» **Material to process**:
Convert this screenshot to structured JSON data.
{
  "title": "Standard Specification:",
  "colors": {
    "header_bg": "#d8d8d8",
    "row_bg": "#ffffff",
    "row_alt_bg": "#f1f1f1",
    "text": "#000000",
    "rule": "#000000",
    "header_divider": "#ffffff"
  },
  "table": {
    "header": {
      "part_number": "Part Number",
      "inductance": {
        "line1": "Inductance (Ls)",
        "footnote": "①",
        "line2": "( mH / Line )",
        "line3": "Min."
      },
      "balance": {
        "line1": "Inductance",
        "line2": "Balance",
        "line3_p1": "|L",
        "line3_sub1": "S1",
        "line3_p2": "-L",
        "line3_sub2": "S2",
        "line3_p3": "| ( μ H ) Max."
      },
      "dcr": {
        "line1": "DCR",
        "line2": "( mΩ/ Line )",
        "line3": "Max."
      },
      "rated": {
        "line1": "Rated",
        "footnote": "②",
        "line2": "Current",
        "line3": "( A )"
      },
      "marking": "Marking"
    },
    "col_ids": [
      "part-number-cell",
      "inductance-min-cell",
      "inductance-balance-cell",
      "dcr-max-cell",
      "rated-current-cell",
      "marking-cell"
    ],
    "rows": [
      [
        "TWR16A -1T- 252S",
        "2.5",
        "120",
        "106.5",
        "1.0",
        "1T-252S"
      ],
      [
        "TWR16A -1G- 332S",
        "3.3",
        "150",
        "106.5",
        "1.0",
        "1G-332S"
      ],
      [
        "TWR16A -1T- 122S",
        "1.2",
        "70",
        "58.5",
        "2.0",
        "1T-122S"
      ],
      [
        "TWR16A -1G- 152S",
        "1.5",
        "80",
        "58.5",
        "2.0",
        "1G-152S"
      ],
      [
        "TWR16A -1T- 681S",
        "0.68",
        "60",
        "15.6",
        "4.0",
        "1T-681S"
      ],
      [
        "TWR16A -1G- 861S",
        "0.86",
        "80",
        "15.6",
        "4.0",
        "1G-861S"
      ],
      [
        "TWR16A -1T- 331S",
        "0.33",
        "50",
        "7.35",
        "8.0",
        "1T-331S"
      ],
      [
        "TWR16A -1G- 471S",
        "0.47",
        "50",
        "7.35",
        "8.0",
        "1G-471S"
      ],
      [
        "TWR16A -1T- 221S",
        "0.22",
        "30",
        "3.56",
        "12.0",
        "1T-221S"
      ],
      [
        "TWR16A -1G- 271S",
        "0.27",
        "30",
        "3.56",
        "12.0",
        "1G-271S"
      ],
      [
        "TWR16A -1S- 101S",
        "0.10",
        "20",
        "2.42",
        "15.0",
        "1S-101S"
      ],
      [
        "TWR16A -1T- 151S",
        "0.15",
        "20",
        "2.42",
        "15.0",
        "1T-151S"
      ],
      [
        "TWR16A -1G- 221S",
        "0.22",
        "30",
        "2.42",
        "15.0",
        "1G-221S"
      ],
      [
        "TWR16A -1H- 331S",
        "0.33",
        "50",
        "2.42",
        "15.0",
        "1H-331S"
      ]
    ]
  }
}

» **Instructions for the task**: Copy all data exactly, start to finish.

» **Response to this task**:
Convert this screenshot to structured JSON data.
{
  "title": "Standard Specification:",
  "colors": {
    "header_bg": "#d8d8d8",
    "row_bg": "#ffffff",
    "row_alt_bg": "#f1f1f1",
    "text": "#000000",
    "rule": "#000000",
    "header_divider": "#ffffff"
  },
  "table": {
    "header": {
      "part_number": "Part Number",
      "inductance": {
        "line1": "Inductance (Ls)",
        "footnote": "①",
        "line2": "( mH / Line )",
        "line3": "Min."
      },
      "balance": {
        "line1": "Inductance",
        "line2": "Balance",
        "line3_p1": "|L",
        "line3_sub1": "S1",
        "line3_p2": "-L",
        "line3_sub2": "S2",
        "line3_p3": "| ( μ H ) Max."
      },
      "dcr": {
        "line1": "DCR",
        "line2": "( mΩ/ Line )",
        "line3": "Max."
      },
      "rated": {
        "line1": "Rated",
        "footnote": "②",
        "line2": "Current",
        "line3": "( A )"
      },
      "marking": "Marking"
    },
    "col_ids": [
      "part-number-cell",
      "inductance-min-cell",
      "inductance-balance-cell",
      "dcr-max-cell",
      "rated-current-cell",
      "marking-cell"
    ],
    "rows": [
      [
        "TWR16A -1T- 252S",
        "2.5",
        "120",
        "106.5",
        "1.0",
        "1T-252S"
      ],
      [
        "TWR16A -1G- 332S",
        "3.3",
        "150",
        "106.5",
        "1.0",
        "1G-332S"
      ],
      [
        "TWR16A -1T- 122S",
        "1.2",
        "70",
        "58.5",
        "2.0",
        "1T-122S"
      ],
      [
        "TWR16A -1G- 152S",
        "1.5",
        "80",
        "58.5",
        "2.0",
        "1G-152S"
      ],
      [
        "TWR16A -1T- 681S",
        "0.68",
        "60",
        "15.6",
        "4.0",
        "1T-681S"
      ],
      [
        "TWR16A -1G- 861S",
        "0.86",
        "80",
        "15.6",
        "4.0",
        "1G-861S"
      ],
      [
        "TWR16A -1T- 331S",
        "0.33",
        "50",
        "7.35",
        "8.0",
        "1T-331S"
      ],
      [
        "TWR16A -1G- 471S",
        "0.47",
        "50",
        "7.35",
        "8.0",
        "1G-471S"
      ],
      [
        "TWR16A -1T- 221S",
        "0.22",
        "30",
        "3.56",
        "12.0",
        "1T-221S"
      ],
      [
        "TWR16A -1G- 271S",
        "0.27",
        "30",
        "3.56",
        "12.0",
        "1G-271S"
      ],
      [
        "TWR16A -1S- 101S",
        "0.10",
        "20",
        "2.42",
        "15.0",
        "1S-101S"
      ],
      [
        "TWR16A -1T- 151S",
        "0.15",
        "20",
        "2.42",
        "15.0",
        "1T-151S"
      ],
      [
        "TWR16A -1G- 221S",
        "0.22",
        "30",
        "2.42",
        "15.0",
        "1G-221S"
      ],
      [
        "TWR16A -1H- 331S",
        "0.33",
        "50",
        "2.42",
        "15.0",
        "1H-331S"
      ]
    ]
  }
}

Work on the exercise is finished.